**DO THIS**.
Provide only the number of lines in the data below that contain the word "피평가자의".

**EXERCISE INPUT**.
________________________

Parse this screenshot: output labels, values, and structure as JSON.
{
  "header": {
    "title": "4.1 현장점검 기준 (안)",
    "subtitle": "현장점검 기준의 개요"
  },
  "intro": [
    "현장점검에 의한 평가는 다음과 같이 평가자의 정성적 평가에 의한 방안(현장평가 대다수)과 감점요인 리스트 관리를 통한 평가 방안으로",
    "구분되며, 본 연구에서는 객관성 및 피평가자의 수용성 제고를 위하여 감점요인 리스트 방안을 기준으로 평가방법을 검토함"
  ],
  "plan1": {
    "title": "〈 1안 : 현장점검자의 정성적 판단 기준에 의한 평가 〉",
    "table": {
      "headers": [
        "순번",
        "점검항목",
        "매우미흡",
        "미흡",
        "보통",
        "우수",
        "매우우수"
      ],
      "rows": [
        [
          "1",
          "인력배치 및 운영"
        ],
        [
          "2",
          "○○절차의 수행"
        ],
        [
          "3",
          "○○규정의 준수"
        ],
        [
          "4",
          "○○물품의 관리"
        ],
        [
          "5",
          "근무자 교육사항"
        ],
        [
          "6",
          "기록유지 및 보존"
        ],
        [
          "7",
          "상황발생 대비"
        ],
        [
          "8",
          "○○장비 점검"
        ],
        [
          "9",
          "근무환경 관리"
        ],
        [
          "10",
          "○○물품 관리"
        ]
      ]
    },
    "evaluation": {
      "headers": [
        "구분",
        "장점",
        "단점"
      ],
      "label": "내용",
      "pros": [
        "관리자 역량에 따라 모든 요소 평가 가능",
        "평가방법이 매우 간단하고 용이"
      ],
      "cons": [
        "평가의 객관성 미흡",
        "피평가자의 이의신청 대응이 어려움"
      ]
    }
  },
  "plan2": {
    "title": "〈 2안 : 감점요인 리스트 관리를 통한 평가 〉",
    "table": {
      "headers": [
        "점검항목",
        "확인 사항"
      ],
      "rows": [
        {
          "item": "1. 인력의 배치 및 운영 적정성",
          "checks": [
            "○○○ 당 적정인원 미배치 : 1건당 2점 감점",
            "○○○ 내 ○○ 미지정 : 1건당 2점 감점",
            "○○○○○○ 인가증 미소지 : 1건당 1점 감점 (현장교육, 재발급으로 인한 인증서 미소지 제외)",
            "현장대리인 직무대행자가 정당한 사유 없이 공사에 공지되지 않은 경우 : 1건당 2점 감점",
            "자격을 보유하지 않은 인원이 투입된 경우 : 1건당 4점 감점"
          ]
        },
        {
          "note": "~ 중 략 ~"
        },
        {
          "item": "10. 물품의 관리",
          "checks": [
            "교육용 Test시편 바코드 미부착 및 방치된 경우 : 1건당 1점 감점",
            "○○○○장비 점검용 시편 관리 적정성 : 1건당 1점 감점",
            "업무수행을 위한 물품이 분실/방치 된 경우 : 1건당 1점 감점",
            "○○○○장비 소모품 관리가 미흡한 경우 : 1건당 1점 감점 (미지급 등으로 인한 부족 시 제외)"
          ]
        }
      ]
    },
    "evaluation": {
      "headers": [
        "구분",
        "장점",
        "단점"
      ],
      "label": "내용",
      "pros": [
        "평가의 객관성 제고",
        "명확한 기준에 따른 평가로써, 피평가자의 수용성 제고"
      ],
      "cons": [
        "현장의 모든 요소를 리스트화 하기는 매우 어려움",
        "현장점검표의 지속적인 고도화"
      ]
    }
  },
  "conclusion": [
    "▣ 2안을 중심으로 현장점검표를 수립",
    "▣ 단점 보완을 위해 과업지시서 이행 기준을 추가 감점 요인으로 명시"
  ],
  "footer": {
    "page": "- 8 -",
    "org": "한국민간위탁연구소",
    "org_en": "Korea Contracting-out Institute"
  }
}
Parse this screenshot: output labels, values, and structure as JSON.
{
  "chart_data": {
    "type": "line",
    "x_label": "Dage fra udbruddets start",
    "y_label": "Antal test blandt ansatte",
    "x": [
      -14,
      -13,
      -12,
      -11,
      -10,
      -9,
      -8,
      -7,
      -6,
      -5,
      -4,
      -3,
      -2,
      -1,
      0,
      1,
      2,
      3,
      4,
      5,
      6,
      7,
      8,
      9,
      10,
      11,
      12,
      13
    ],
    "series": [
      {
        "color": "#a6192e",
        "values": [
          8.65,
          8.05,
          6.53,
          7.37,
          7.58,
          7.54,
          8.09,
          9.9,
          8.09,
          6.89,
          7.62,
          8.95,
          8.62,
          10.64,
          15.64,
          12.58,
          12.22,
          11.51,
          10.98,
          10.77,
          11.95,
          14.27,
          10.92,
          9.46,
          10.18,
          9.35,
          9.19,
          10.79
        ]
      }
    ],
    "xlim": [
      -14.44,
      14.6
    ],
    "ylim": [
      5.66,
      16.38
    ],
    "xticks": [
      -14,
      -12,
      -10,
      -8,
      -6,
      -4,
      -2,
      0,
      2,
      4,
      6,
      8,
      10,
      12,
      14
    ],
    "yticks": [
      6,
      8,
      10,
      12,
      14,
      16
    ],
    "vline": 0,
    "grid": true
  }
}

________________________

**WRITTEN ANSWER**.
3